▶ Exercise directions: Tally the lines of the listing that contain the string "motorista". Give the number and nothing else.

▶ Material provided:
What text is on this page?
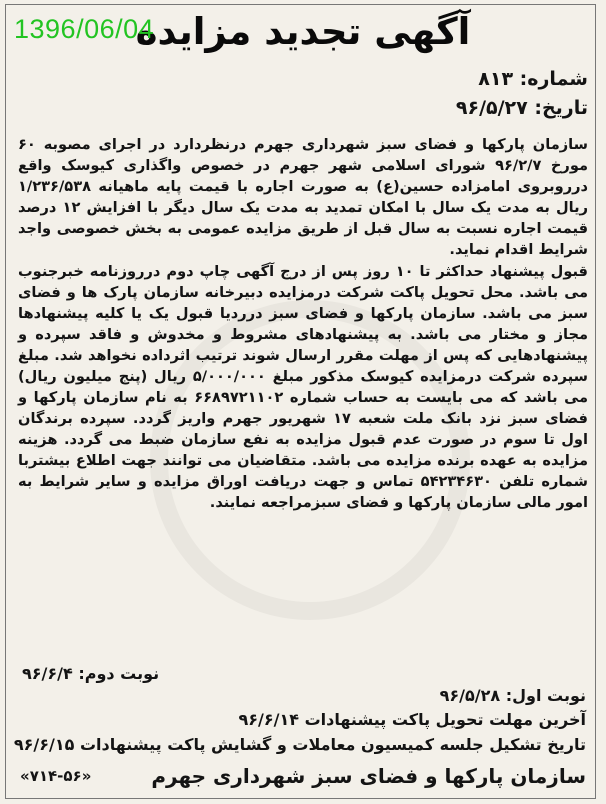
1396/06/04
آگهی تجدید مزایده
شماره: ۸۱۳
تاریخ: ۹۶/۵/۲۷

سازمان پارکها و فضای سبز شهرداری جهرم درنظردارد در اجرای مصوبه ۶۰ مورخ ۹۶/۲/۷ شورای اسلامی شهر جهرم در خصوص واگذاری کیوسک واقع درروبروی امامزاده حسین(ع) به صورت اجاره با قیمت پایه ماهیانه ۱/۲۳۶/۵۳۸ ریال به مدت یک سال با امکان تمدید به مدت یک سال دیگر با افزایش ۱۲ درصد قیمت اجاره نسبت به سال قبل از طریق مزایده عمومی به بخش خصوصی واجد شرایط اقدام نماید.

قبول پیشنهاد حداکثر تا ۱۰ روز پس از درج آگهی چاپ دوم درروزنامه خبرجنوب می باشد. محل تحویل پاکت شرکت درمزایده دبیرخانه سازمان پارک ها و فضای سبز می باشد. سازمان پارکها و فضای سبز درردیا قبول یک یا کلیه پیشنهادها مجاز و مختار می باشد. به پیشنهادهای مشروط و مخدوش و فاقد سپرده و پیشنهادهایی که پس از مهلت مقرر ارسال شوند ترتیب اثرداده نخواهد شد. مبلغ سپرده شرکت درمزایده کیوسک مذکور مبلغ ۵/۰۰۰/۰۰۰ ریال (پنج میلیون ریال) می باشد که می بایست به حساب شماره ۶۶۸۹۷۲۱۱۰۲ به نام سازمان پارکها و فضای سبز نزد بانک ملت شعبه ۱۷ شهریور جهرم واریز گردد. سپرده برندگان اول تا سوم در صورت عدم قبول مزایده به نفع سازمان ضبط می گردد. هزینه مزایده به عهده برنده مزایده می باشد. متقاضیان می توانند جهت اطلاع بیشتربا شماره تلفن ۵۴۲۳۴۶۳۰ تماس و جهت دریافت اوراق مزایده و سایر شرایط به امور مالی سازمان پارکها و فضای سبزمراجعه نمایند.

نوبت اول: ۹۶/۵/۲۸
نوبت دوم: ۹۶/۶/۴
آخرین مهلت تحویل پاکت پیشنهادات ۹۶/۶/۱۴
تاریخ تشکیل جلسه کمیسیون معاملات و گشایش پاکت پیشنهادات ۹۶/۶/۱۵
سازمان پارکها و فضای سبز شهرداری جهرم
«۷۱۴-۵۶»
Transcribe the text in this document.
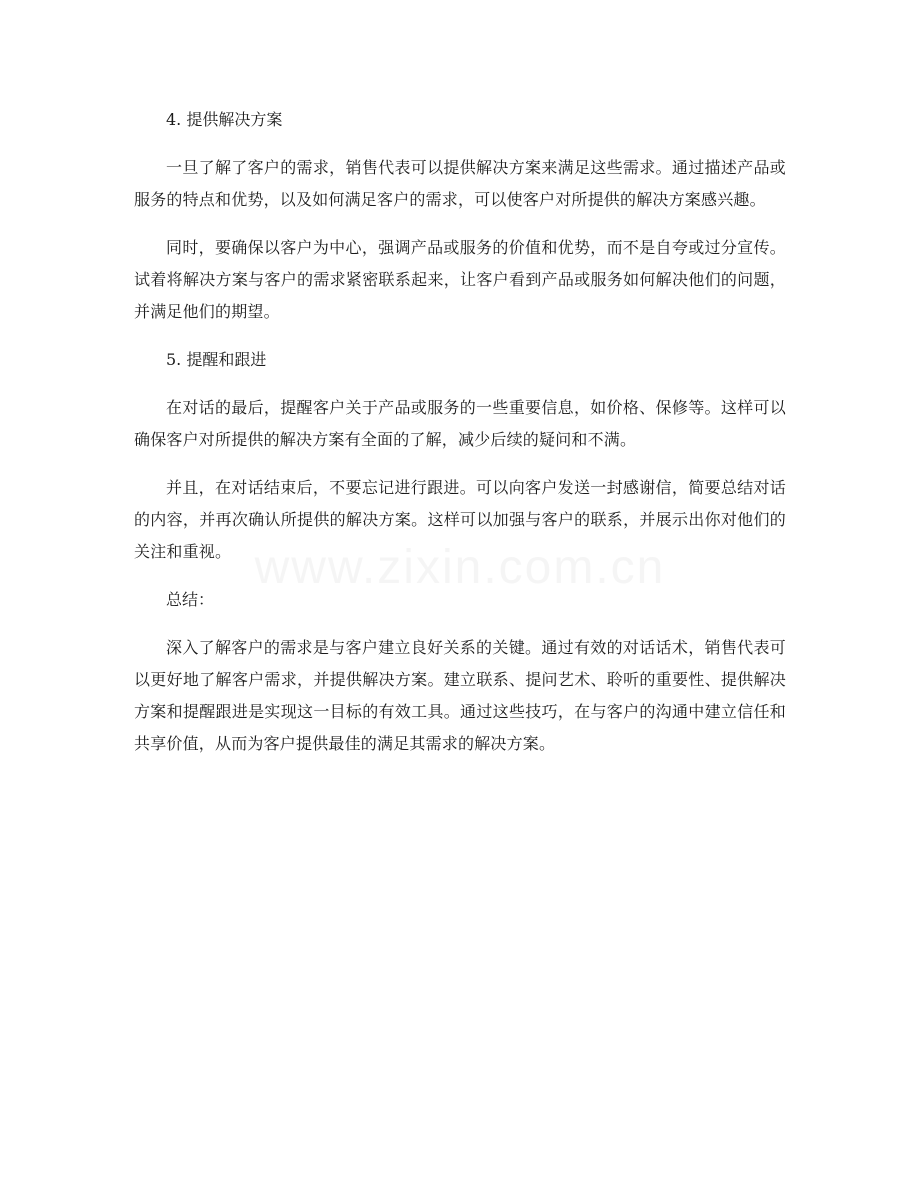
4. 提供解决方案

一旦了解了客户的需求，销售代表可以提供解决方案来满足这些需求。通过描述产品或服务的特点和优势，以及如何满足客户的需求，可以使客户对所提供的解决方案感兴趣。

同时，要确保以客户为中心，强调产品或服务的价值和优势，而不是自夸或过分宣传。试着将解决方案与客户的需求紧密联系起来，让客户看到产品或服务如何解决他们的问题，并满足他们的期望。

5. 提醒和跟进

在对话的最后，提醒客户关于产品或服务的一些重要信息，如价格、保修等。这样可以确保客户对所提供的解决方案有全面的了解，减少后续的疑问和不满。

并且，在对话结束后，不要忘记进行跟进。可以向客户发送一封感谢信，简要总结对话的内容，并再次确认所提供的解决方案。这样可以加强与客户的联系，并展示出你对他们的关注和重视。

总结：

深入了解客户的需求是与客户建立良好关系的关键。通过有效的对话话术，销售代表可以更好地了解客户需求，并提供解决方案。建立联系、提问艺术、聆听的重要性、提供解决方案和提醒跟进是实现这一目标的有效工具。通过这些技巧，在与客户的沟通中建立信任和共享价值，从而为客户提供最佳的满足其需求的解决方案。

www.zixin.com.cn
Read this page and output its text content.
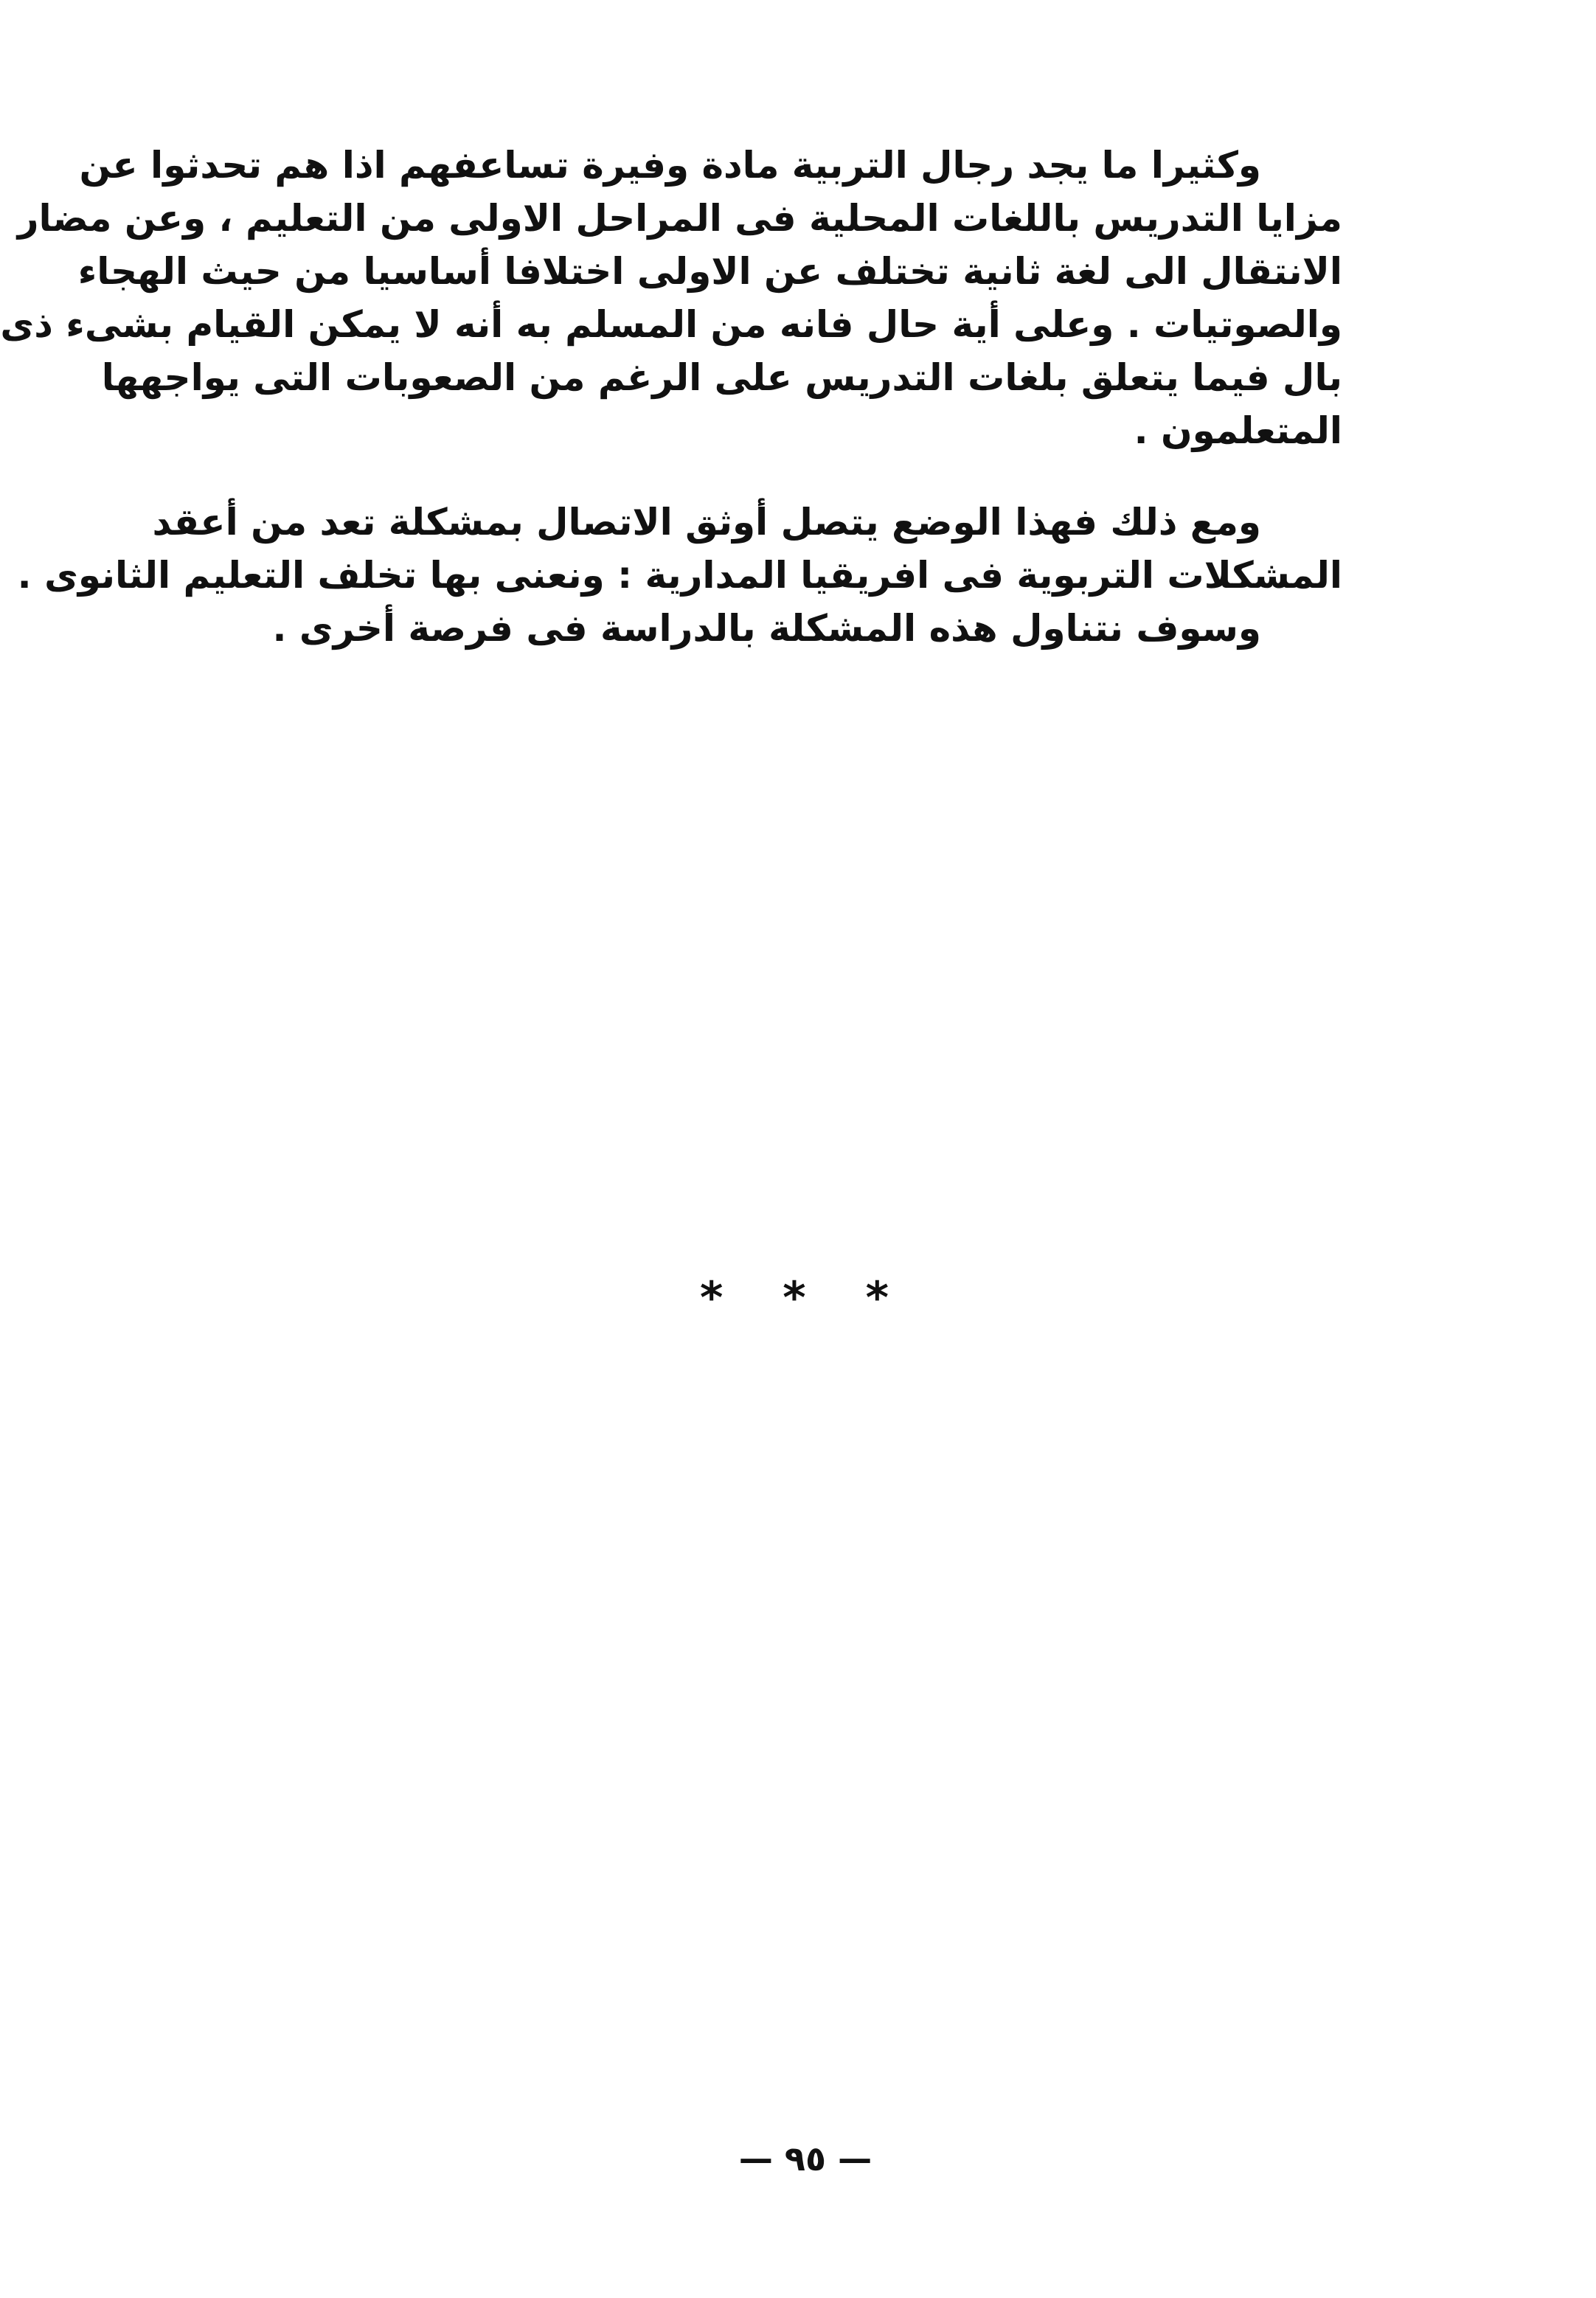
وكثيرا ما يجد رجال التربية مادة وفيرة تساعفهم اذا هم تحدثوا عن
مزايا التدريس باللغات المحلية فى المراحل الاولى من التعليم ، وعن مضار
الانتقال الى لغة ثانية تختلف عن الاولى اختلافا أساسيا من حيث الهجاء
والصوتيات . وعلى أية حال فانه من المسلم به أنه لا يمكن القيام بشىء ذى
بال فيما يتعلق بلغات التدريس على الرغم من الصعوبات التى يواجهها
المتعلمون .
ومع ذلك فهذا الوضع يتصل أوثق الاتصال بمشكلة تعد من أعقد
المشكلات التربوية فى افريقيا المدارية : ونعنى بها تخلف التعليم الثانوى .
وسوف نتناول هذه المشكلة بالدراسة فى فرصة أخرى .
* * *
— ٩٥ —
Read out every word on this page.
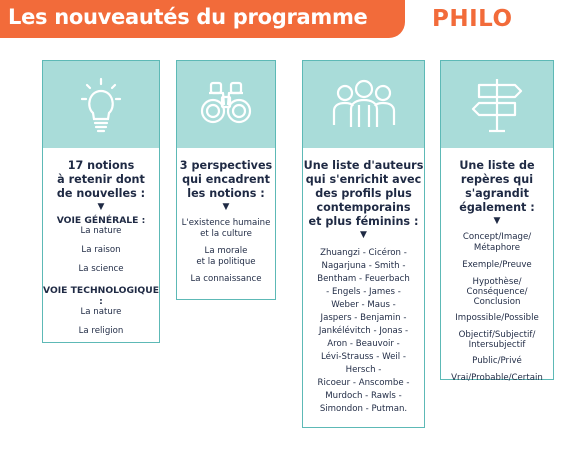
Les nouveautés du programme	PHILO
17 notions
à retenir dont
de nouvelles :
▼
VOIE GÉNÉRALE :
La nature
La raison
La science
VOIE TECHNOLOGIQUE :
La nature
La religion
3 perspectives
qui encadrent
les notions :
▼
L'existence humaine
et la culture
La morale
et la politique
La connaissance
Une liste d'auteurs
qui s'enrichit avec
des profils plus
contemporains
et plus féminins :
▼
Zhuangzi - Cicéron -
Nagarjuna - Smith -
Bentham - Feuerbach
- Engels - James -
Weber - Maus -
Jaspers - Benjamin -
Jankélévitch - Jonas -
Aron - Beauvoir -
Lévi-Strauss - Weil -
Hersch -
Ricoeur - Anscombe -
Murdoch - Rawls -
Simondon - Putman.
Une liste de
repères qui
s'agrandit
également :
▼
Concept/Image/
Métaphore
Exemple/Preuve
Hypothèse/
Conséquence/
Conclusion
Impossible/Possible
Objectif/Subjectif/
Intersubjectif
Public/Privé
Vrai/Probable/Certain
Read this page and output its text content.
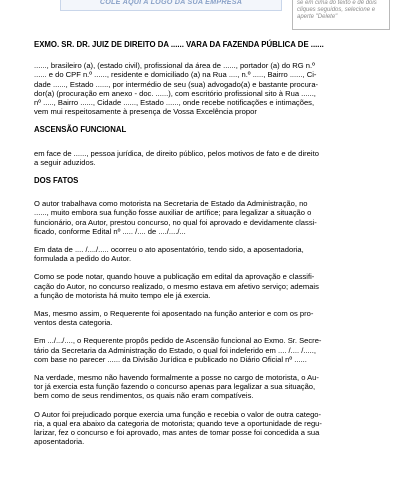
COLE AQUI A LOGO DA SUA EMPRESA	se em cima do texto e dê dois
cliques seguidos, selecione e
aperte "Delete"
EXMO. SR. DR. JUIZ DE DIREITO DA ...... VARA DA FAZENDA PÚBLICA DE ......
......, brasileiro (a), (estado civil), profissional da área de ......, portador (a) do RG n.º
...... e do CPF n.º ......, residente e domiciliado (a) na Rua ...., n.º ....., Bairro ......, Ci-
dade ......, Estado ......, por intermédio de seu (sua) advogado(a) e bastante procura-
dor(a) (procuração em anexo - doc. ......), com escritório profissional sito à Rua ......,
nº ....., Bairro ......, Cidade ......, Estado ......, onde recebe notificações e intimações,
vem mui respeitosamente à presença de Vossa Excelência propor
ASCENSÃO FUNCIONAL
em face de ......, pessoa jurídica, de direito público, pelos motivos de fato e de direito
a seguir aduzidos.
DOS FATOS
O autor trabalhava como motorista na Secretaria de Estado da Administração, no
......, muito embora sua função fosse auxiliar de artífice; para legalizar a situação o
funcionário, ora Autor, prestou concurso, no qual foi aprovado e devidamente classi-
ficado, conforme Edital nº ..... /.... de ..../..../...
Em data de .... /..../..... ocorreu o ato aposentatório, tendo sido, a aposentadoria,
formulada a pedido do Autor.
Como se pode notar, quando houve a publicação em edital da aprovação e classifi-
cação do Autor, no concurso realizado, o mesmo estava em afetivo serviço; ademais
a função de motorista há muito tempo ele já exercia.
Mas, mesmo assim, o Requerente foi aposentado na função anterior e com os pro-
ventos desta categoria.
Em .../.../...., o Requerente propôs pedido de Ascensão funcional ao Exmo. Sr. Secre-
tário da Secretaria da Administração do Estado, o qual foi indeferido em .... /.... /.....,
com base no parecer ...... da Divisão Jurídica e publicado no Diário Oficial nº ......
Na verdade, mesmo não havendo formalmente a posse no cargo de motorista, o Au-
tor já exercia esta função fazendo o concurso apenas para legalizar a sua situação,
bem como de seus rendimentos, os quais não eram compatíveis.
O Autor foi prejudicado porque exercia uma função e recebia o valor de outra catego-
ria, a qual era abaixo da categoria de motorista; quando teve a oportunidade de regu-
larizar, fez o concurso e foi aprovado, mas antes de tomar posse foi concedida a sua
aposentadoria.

▶ Solution: 4